• [Stated task] Select, from the data, each line where "icon" occurs.

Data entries
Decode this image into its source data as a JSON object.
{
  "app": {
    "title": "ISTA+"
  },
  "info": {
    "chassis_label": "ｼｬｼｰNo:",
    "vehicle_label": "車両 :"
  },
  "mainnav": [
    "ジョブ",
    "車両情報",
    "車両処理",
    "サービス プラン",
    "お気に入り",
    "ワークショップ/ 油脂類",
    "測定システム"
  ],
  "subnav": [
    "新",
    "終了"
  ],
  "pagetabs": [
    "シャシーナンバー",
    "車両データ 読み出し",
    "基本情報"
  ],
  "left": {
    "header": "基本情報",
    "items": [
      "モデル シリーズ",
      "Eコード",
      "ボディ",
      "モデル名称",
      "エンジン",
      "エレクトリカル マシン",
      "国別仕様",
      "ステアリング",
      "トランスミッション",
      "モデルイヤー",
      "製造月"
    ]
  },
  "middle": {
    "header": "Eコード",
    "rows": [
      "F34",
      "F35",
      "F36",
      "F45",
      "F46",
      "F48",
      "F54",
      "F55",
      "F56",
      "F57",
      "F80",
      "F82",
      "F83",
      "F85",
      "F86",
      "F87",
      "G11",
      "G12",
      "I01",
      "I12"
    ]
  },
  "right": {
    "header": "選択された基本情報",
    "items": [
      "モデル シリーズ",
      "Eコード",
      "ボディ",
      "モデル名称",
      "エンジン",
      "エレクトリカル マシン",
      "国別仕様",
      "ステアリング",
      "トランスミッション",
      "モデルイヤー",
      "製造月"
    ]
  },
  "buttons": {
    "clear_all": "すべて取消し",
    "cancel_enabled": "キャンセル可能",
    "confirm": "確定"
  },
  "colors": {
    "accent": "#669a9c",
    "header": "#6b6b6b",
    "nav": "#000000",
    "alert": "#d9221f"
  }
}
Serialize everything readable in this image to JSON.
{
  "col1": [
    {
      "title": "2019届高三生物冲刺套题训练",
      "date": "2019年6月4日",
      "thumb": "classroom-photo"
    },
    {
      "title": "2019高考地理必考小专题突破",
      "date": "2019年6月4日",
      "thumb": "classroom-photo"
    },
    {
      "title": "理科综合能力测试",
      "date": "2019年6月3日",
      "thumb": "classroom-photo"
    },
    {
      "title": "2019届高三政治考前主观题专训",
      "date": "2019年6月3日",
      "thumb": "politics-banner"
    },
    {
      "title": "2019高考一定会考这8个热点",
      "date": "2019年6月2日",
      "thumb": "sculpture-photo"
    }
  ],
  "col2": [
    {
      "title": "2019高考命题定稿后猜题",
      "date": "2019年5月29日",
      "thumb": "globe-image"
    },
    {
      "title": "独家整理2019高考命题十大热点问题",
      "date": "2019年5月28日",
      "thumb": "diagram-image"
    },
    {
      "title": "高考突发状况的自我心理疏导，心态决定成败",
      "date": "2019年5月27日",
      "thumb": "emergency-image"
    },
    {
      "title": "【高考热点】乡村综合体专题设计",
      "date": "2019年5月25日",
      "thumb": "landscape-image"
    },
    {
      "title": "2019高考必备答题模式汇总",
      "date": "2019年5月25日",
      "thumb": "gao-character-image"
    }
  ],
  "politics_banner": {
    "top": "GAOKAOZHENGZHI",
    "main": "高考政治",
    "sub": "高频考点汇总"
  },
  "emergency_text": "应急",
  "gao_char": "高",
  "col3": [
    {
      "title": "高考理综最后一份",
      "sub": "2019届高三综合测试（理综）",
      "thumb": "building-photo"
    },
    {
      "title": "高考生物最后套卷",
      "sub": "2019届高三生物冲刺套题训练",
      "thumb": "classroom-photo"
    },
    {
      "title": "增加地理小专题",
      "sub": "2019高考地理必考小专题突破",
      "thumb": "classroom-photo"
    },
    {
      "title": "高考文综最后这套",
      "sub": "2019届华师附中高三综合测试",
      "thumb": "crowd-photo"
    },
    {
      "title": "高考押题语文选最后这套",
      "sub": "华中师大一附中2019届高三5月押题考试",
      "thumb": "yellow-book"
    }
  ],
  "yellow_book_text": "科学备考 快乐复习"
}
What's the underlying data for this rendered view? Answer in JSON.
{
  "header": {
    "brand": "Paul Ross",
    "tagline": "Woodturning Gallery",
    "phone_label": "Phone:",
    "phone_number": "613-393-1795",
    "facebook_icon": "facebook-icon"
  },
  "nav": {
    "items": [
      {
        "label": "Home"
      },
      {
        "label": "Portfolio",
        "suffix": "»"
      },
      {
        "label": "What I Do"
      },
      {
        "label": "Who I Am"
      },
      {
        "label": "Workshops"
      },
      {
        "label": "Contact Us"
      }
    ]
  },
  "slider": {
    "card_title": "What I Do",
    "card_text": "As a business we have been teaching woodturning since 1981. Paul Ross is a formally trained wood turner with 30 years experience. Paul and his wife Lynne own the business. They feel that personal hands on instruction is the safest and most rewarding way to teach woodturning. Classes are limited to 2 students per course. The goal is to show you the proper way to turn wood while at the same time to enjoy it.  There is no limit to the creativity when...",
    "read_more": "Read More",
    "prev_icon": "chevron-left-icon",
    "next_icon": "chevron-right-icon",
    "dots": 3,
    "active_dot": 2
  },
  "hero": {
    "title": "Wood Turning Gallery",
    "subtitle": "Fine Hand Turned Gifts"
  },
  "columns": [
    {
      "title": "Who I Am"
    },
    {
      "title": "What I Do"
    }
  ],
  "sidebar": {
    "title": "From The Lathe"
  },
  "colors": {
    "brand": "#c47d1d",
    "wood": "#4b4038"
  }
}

• [Answer to this exercise]
    "facebook_icon": "facebook-icon"
    "prev_icon": "chevron-left-icon",
    "next_icon": "chevron-right-icon",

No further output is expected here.